**Set problem**
Below are some records. Count the lines with "dilution" in them and give nothing but the total.

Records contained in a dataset

○ ○ ○ ○ ○

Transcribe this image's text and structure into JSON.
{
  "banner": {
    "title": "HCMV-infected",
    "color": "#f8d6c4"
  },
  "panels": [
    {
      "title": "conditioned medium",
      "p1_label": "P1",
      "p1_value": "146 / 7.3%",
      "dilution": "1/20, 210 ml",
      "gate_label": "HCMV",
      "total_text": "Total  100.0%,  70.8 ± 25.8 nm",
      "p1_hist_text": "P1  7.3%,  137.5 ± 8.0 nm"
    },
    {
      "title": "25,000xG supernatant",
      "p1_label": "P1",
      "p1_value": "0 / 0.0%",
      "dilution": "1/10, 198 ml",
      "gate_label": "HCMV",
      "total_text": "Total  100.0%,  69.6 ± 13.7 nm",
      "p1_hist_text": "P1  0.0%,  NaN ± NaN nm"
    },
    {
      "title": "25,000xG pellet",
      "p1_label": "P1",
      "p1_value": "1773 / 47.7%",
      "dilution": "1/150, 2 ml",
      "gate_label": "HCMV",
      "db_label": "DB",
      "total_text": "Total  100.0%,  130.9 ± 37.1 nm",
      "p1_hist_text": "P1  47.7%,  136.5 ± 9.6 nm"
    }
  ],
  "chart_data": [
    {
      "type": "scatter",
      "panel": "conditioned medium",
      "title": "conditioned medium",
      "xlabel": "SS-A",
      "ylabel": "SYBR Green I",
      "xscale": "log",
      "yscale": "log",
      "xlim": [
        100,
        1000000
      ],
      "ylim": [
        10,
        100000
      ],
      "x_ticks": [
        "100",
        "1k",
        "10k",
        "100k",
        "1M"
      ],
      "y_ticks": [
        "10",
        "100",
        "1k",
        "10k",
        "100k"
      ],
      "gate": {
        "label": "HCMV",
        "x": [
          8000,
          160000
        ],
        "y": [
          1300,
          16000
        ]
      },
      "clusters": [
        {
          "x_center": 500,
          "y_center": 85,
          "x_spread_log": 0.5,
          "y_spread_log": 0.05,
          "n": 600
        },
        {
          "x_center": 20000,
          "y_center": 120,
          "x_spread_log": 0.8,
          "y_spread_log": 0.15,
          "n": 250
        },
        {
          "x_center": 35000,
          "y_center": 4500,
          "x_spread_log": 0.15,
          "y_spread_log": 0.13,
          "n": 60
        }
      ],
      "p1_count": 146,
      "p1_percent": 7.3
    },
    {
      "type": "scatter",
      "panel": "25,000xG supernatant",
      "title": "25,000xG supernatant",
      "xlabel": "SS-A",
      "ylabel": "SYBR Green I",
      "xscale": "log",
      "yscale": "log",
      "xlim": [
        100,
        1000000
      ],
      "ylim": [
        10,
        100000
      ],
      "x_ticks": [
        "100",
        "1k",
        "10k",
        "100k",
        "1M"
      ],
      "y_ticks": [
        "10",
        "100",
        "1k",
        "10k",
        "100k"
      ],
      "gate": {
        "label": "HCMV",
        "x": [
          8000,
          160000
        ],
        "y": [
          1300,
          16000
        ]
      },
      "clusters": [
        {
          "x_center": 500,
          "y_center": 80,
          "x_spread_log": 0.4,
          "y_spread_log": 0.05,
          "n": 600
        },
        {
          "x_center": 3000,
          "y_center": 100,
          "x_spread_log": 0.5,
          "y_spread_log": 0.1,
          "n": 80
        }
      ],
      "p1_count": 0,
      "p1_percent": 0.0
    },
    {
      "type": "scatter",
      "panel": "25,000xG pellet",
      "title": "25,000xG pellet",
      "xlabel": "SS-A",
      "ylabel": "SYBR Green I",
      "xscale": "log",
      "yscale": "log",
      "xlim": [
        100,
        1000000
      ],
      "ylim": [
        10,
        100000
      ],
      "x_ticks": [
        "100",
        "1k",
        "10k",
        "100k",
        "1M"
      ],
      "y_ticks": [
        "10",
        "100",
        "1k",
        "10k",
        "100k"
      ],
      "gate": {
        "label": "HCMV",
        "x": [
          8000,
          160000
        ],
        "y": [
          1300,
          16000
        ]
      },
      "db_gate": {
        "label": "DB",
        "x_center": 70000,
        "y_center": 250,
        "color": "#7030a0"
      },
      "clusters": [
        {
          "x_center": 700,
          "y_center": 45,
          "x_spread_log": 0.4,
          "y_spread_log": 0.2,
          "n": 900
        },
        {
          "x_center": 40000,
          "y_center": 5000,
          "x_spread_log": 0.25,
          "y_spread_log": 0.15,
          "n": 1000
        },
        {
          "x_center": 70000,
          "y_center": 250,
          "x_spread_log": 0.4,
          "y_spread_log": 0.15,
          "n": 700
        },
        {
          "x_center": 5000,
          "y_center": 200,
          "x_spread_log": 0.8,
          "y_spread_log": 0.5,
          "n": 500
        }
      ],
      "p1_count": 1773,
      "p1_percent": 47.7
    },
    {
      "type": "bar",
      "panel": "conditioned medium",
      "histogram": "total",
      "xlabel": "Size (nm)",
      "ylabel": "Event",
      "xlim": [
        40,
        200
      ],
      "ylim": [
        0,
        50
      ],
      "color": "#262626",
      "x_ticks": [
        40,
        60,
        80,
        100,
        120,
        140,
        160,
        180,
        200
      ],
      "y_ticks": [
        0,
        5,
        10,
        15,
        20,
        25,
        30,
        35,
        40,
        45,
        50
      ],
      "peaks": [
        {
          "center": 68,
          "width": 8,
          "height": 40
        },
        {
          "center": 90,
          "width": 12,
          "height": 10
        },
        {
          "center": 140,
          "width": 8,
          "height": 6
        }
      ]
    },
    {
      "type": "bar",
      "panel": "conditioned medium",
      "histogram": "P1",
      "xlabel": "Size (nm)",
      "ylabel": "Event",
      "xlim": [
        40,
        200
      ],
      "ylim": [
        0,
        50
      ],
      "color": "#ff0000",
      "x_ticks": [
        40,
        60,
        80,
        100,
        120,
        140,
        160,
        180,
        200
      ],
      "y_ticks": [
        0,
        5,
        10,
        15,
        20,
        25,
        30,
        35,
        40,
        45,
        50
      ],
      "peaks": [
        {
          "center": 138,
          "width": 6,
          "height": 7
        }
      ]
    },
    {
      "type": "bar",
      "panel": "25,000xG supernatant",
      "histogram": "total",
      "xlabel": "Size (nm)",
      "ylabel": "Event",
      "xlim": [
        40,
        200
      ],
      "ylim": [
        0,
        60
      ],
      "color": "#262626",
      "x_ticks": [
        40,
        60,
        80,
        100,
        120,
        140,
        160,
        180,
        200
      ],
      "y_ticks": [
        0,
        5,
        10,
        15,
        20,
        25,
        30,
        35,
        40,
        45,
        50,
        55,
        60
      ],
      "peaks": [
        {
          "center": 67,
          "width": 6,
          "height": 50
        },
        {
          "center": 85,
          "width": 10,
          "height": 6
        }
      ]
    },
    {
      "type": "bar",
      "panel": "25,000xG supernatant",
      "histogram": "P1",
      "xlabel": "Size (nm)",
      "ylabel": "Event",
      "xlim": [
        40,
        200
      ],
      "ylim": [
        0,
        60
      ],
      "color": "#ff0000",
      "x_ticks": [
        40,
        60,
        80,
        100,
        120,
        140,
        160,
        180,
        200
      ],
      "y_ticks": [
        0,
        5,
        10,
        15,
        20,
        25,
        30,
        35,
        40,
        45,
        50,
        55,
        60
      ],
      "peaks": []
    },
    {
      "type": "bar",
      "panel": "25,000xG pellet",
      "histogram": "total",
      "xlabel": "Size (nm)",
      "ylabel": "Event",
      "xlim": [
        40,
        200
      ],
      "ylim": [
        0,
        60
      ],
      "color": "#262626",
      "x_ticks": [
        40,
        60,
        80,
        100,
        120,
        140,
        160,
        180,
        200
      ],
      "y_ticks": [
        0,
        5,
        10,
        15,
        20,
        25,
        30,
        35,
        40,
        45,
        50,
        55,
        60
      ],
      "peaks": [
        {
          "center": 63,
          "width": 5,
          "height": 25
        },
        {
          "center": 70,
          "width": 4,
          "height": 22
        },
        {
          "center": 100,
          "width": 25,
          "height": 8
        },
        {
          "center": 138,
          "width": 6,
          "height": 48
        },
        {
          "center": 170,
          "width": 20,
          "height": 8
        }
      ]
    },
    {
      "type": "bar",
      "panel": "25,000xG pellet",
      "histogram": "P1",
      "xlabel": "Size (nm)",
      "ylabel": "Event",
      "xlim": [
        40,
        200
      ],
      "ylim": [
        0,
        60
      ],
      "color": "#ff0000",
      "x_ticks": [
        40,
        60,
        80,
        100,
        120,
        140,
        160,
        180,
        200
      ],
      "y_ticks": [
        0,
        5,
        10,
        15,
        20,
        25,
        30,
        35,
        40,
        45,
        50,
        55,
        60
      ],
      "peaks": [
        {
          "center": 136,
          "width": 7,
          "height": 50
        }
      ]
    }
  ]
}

○ ○ ○ ○ ○

**Output for this exercise**
3